## Task prompt:
From the entries that follow, gather each line holding the word "гормоны".

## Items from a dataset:
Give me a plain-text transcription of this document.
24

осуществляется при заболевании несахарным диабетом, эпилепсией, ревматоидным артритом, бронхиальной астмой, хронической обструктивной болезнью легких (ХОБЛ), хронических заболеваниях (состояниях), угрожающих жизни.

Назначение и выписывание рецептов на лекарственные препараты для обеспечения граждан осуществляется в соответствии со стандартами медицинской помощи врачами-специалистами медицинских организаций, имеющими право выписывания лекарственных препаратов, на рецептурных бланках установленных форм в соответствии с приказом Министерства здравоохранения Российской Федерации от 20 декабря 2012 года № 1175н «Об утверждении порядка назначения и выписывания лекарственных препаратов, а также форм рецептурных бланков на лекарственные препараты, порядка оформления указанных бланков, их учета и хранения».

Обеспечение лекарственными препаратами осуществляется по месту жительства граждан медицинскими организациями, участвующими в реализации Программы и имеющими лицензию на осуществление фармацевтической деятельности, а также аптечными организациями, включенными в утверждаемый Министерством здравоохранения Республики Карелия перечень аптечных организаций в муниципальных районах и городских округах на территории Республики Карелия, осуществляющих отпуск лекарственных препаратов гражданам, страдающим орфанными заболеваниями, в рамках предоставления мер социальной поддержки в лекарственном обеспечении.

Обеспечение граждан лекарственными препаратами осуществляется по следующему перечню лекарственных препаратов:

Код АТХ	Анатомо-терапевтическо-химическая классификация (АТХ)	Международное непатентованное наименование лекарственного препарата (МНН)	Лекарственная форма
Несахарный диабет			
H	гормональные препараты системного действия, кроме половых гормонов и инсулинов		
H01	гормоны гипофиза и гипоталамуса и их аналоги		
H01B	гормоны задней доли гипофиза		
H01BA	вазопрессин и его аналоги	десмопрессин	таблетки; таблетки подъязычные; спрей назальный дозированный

## Task response:
H01	гормоны гипофиза и гипоталамуса и их аналоги		
H01B	гормоны задней доли гипофиза		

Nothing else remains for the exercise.